» Task details:
Can you copy everything in the complaint summary from "What we asked" down to "to be provided.", substituting "iron deficiency" for each occurrence of "pernicious anaemia"?

» Document section:
· · · ·
Ms C complained about the way in which the board handled her complaint and what she considered to be inaccurate information in their response. Ms C highlighted a section of the response where the board detailed two tests they claimed were previously carried out. Ms C stated that these tests did not, in fact, take place. We reviewed the relevant medical records and were satisfied it was reasonable for the board to state that one of the tests took place. However, there was no evidence of the other test taking place and we concluded that the evidence provided by Ms C supported her account of cancelling the appointment for this test before it took place. It was not clear to us why this inaccurate information was included in the board's response, along with a statement that the results were normal. Therefore, we upheld this aspect of the complaint.

Ms C also complained that the board's response contained inaccurate information about whether she had been diagnosed with a type of anaemia (a condition in which there is a deficiency of red cells in the blood). We found that Ms C had previously received the diagnosis. The diagnosis was subsequently questioned by other medical professionals. However, there was no evidence to confirm that this had ever been fully clarified to Ms C. Furthermore, the medical records show that the initial diagnosis, whether correct or not, continued to inform subsequent consultations. In light of this, we upheld this aspect of the complaint.

Finally, Ms C complained about the board's failure to respond to her correspondence within an appropriate timescale. We considered her complaint itself to have been handled appropriately. However, we considered the board's handling of her post-complaint correspondence to be unreasonable. Although we considered that the board's complaint and feedback team were not the most appropriate place for Ms C to direct some of her enquiries, it still would have been reasonable to expect the board to respond in a clear and timely fashion. Therefore, we upheld this complaint.

Recommendations

What we asked the organisation to do in this case:

  • Apologise to Ms C for providing inaccurate information in their stage two response about a test being carried out; providing an inaccurate or incomplete account of Ms C's diagnosis history in relation to pernicious anaemia in their stage two response; and for failing to respond to Ms C's correspondence within an appropriate timescale after they issued their stage two response. The apology should meet the standards set out in the SPSO guidelines on apology available at www.spso.org.uk/information-leaflets.
  • Provide clarification, as far as is possible, about whether or not Ms C's symptoms and test results support a diagnosis of pernicious anaemia. If necessary, carry out appropriate tests to allow such clarification to be provided.

In relation to complaints handling, we recommended:

  • Stage two complaint responses should contain accurate information and establish all the facts relevant to the points made in the complaint. The board should explore how and why the stage two response contained inaccurate information.

We have asked the organisation to provide us with evidence that they have implemented the recommendations we have made on this case by the deadline we set.
· · · ·
Collected data entries
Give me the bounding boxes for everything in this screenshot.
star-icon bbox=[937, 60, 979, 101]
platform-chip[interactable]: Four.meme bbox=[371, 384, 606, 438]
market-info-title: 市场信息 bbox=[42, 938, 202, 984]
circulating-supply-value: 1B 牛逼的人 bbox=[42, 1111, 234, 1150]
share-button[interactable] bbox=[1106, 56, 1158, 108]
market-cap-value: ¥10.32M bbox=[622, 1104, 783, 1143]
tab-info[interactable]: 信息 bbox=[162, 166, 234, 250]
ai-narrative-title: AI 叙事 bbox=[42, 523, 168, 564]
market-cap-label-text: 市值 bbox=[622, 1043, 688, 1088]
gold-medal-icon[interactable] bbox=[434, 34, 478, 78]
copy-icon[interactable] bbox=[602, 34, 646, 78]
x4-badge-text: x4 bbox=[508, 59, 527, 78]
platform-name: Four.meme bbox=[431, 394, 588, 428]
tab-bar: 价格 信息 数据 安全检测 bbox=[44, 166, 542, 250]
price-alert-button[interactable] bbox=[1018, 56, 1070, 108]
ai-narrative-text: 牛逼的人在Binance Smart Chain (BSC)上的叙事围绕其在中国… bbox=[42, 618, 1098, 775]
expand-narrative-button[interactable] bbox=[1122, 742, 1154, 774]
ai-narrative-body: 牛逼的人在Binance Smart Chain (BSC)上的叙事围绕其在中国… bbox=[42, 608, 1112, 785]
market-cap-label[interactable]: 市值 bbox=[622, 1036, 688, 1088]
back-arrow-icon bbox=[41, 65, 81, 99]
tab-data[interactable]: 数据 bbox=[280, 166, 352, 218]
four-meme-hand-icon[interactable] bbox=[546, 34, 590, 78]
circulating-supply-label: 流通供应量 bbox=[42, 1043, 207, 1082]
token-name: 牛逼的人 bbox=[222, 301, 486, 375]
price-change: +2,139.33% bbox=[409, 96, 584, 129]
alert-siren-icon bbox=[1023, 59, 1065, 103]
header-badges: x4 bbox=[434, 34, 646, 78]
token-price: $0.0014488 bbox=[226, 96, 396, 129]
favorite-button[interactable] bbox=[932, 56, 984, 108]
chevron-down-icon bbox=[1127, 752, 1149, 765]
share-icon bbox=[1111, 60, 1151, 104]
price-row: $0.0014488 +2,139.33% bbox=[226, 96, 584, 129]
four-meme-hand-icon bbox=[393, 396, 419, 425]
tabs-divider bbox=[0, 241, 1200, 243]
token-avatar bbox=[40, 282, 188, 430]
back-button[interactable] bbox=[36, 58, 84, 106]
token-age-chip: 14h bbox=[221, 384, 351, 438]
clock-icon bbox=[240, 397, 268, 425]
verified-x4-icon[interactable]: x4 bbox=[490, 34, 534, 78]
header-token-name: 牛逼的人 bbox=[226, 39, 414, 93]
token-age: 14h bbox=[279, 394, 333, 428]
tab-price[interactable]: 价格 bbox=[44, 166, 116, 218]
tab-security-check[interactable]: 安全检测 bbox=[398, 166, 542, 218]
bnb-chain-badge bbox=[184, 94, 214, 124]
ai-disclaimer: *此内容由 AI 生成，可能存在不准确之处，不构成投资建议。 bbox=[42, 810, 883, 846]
· · · ·
» Exercise solution:
What we asked the organisation to do in this case:

  • Apologise to Ms C for providing inaccurate information in their stage two response about a test being carried out; providing an inaccurate or incomplete account of Ms C's diagnosis history in relation to iron deficiency in their stage two response; and for failing to respond to Ms C's correspondence within an appropriate timescale after they issued their stage two response. The apology should meet the standards set out in the SPSO guidelines on apology available at www.spso.org.uk/information-leaflets.
  • Provide clarification, as far as is possible, about whether or not Ms C's symptoms and test results support a diagnosis of iron deficiency. If necessary, carry out appropriate tests to allow such clarification to be provided.